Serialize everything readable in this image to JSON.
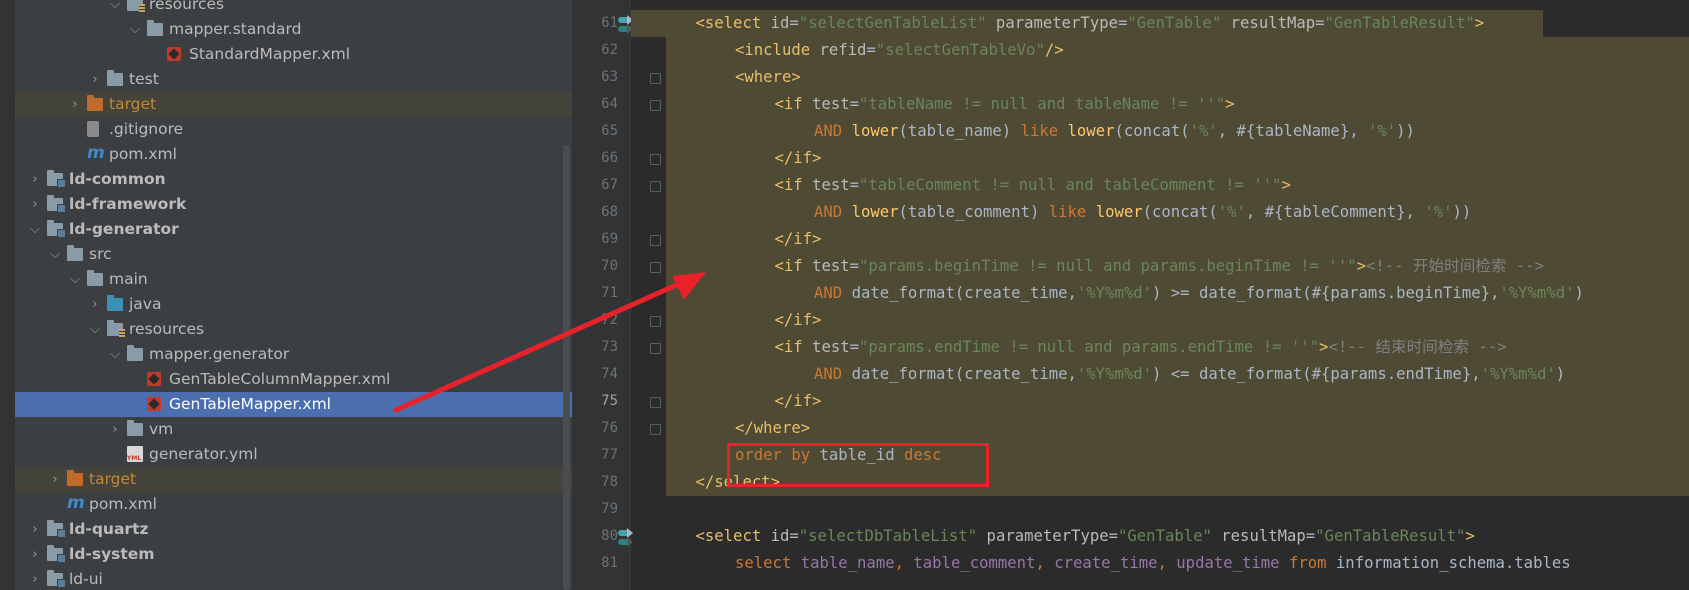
{
  "project_tree": {
    "rows": [
      {
        "label": "resources",
        "depth": 5,
        "icon": "resources-folder-icon",
        "expanded": true
      },
      {
        "label": "mapper.standard",
        "depth": 6,
        "icon": "folder-icon",
        "expanded": true
      },
      {
        "label": "StandardMapper.xml",
        "depth": 7,
        "icon": "xml-file-icon"
      },
      {
        "label": "test",
        "depth": 4,
        "icon": "folder-icon",
        "expanded": false
      },
      {
        "label": "target",
        "depth": 3,
        "icon": "excluded-folder-icon",
        "expanded": false,
        "style": "excluded"
      },
      {
        "label": ".gitignore",
        "depth": 3,
        "icon": "gitignore-file-icon"
      },
      {
        "label": "pom.xml",
        "depth": 3,
        "icon": "maven-file-icon"
      },
      {
        "label": "ld-common",
        "depth": 1,
        "icon": "module-folder-icon",
        "expanded": false,
        "bold": true
      },
      {
        "label": "ld-framework",
        "depth": 1,
        "icon": "module-folder-icon",
        "expanded": false,
        "bold": true
      },
      {
        "label": "ld-generator",
        "depth": 1,
        "icon": "module-folder-icon",
        "expanded": true,
        "bold": true
      },
      {
        "label": "src",
        "depth": 2,
        "icon": "folder-icon",
        "expanded": true
      },
      {
        "label": "main",
        "depth": 3,
        "icon": "folder-icon",
        "expanded": true
      },
      {
        "label": "java",
        "depth": 4,
        "icon": "source-folder-icon",
        "expanded": false
      },
      {
        "label": "resources",
        "depth": 4,
        "icon": "resources-folder-icon",
        "expanded": true
      },
      {
        "label": "mapper.generator",
        "depth": 5,
        "icon": "folder-icon",
        "expanded": true
      },
      {
        "label": "GenTableColumnMapper.xml",
        "depth": 6,
        "icon": "xml-file-icon"
      },
      {
        "label": "GenTableMapper.xml",
        "depth": 6,
        "icon": "xml-file-icon",
        "selected": true
      },
      {
        "label": "vm",
        "depth": 5,
        "icon": "folder-icon",
        "expanded": false
      },
      {
        "label": "generator.yml",
        "depth": 5,
        "icon": "yml-file-icon"
      },
      {
        "label": "target",
        "depth": 2,
        "icon": "excluded-folder-icon",
        "expanded": false,
        "style": "excluded"
      },
      {
        "label": "pom.xml",
        "depth": 2,
        "icon": "maven-file-icon"
      },
      {
        "label": "ld-quartz",
        "depth": 1,
        "icon": "module-folder-icon",
        "expanded": false,
        "bold": true
      },
      {
        "label": "ld-system",
        "depth": 1,
        "icon": "module-folder-icon",
        "expanded": false,
        "bold": true
      },
      {
        "label": "ld-ui",
        "depth": 1,
        "icon": "module-folder-icon",
        "expanded": false
      }
    ]
  },
  "editor": {
    "current_line": "75",
    "lines": [
      {
        "no": "61",
        "tokens": [
          {
            "t": "<select ",
            "c": "tag"
          },
          {
            "t": "id",
            "c": "attr"
          },
          {
            "t": "=",
            "c": "id"
          },
          {
            "t": "\"selectGenTableList\"",
            "c": "str"
          },
          {
            "t": " parameterType",
            "c": "attr"
          },
          {
            "t": "=",
            "c": "id"
          },
          {
            "t": "\"GenTable\"",
            "c": "str"
          },
          {
            "t": " resultMap",
            "c": "attr"
          },
          {
            "t": "=",
            "c": "id"
          },
          {
            "t": "\"GenTableResult\"",
            "c": "str"
          },
          {
            "t": ">",
            "c": "tag"
          }
        ]
      },
      {
        "no": "62",
        "tokens": [
          {
            "t": "<include ",
            "c": "tag"
          },
          {
            "t": "refid",
            "c": "attr"
          },
          {
            "t": "=",
            "c": "id"
          },
          {
            "t": "\"selectGenTableVo\"",
            "c": "str"
          },
          {
            "t": "/>",
            "c": "tag"
          }
        ]
      },
      {
        "no": "63",
        "tokens": [
          {
            "t": "<where>",
            "c": "tag"
          }
        ]
      },
      {
        "no": "64",
        "tokens": [
          {
            "t": "<if ",
            "c": "tag"
          },
          {
            "t": "test",
            "c": "attr"
          },
          {
            "t": "=",
            "c": "id"
          },
          {
            "t": "\"tableName != null and tableName != ''\"",
            "c": "str"
          },
          {
            "t": ">",
            "c": "tag"
          }
        ]
      },
      {
        "no": "65",
        "tokens": [
          {
            "t": "AND ",
            "c": "kw"
          },
          {
            "t": "lower",
            "c": "fn"
          },
          {
            "t": "(table_name) ",
            "c": "id"
          },
          {
            "t": "like ",
            "c": "kw"
          },
          {
            "t": "lower",
            "c": "fn"
          },
          {
            "t": "(concat(",
            "c": "id"
          },
          {
            "t": "'%'",
            "c": "str"
          },
          {
            "t": ", #{tableName}, ",
            "c": "id"
          },
          {
            "t": "'%'",
            "c": "str"
          },
          {
            "t": "))",
            "c": "id"
          }
        ]
      },
      {
        "no": "66",
        "tokens": [
          {
            "t": "</if>",
            "c": "tag"
          }
        ]
      },
      {
        "no": "67",
        "tokens": [
          {
            "t": "<if ",
            "c": "tag"
          },
          {
            "t": "test",
            "c": "attr"
          },
          {
            "t": "=",
            "c": "id"
          },
          {
            "t": "\"tableComment != null and tableComment != ''\"",
            "c": "str"
          },
          {
            "t": ">",
            "c": "tag"
          }
        ]
      },
      {
        "no": "68",
        "tokens": [
          {
            "t": "AND ",
            "c": "kw"
          },
          {
            "t": "lower",
            "c": "fn"
          },
          {
            "t": "(table_comment) ",
            "c": "id"
          },
          {
            "t": "like ",
            "c": "kw"
          },
          {
            "t": "lower",
            "c": "fn"
          },
          {
            "t": "(concat(",
            "c": "id"
          },
          {
            "t": "'%'",
            "c": "str"
          },
          {
            "t": ", #{tableComment}, ",
            "c": "id"
          },
          {
            "t": "'%'",
            "c": "str"
          },
          {
            "t": "))",
            "c": "id"
          }
        ]
      },
      {
        "no": "69",
        "tokens": [
          {
            "t": "</if>",
            "c": "tag"
          }
        ]
      },
      {
        "no": "70",
        "tokens": [
          {
            "t": "<if ",
            "c": "tag"
          },
          {
            "t": "test",
            "c": "attr"
          },
          {
            "t": "=",
            "c": "id"
          },
          {
            "t": "\"params.beginTime != null and params.beginTime != ''\"",
            "c": "str"
          },
          {
            "t": ">",
            "c": "tag"
          },
          {
            "t": "<!-- 开始时间检索 -->",
            "c": "cm"
          }
        ]
      },
      {
        "no": "71",
        "tokens": [
          {
            "t": "AND ",
            "c": "kw"
          },
          {
            "t": "date_format(create_time,",
            "c": "id"
          },
          {
            "t": "'%Y%m%d'",
            "c": "str"
          },
          {
            "t": ") ",
            "c": "id"
          },
          {
            "t": ">",
            "c": "id"
          },
          {
            "t": "= date_format(#{params.beginTime},",
            "c": "id"
          },
          {
            "t": "'%Y%m%d'",
            "c": "str"
          },
          {
            "t": ")",
            "c": "id"
          }
        ]
      },
      {
        "no": "72",
        "tokens": [
          {
            "t": "</if>",
            "c": "tag"
          }
        ]
      },
      {
        "no": "73",
        "tokens": [
          {
            "t": "<if",
            "c": "tag"
          },
          {
            "t": " test",
            "c": "attr"
          },
          {
            "t": "=",
            "c": "id"
          },
          {
            "t": "\"params.endTime != null and params.endTime != ''\"",
            "c": "str"
          },
          {
            "t": ">",
            "c": "tag"
          },
          {
            "t": "<!-- 结束时间检索 -->",
            "c": "cm"
          }
        ]
      },
      {
        "no": "74",
        "tokens": [
          {
            "t": "AND ",
            "c": "kw"
          },
          {
            "t": "date_format(create_time,",
            "c": "id"
          },
          {
            "t": "'%Y%m%d'",
            "c": "str"
          },
          {
            "t": ") ",
            "c": "id"
          },
          {
            "t": "<",
            "c": "id"
          },
          {
            "t": "= date_format(#{params.endTime},",
            "c": "id"
          },
          {
            "t": "'%Y%m%d'",
            "c": "str"
          },
          {
            "t": ")",
            "c": "id"
          }
        ]
      },
      {
        "no": "75",
        "tokens": [
          {
            "t": "</if>",
            "c": "tag"
          }
        ]
      },
      {
        "no": "76",
        "tokens": [
          {
            "t": "</where>",
            "c": "tag"
          }
        ]
      },
      {
        "no": "77",
        "tokens": [
          {
            "t": "order by ",
            "c": "kw"
          },
          {
            "t": "table_id ",
            "c": "id"
          },
          {
            "t": "desc",
            "c": "kw"
          }
        ]
      },
      {
        "no": "78",
        "tokens": [
          {
            "t": "</select>",
            "c": "tag"
          }
        ]
      },
      {
        "no": "79",
        "tokens": []
      },
      {
        "no": "80",
        "tokens": [
          {
            "t": "<select ",
            "c": "tag"
          },
          {
            "t": "id",
            "c": "attr"
          },
          {
            "t": "=",
            "c": "id"
          },
          {
            "t": "\"selectDbTableList\"",
            "c": "str"
          },
          {
            "t": " parameterType",
            "c": "attr"
          },
          {
            "t": "=",
            "c": "id"
          },
          {
            "t": "\"GenTable\"",
            "c": "str"
          },
          {
            "t": " resultMap",
            "c": "attr"
          },
          {
            "t": "=",
            "c": "id"
          },
          {
            "t": "\"GenTableResult\"",
            "c": "str"
          },
          {
            "t": ">",
            "c": "tag"
          }
        ]
      },
      {
        "no": "81",
        "tokens": [
          {
            "t": "select ",
            "c": "kw"
          },
          {
            "t": "table_name",
            "c": "col"
          },
          {
            "t": ", ",
            "c": "kw"
          },
          {
            "t": "table_comment",
            "c": "col"
          },
          {
            "t": ", ",
            "c": "kw"
          },
          {
            "t": "create_time",
            "c": "col"
          },
          {
            "t": ", ",
            "c": "kw"
          },
          {
            "t": "update_time ",
            "c": "col"
          },
          {
            "t": "from ",
            "c": "kw"
          },
          {
            "t": "information_schema.tables",
            "c": "id"
          }
        ]
      }
    ]
  },
  "annotations": {
    "box_color": "#e8212b",
    "arrow_color": "#e8212b"
  }
}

---*---

Request:
From the listing above, pick out every line containing "tableComment".

Solution below:
            "t": "\"tableComment != null and tableComment != ''\"",
            "t": ", #{tableComment}, ",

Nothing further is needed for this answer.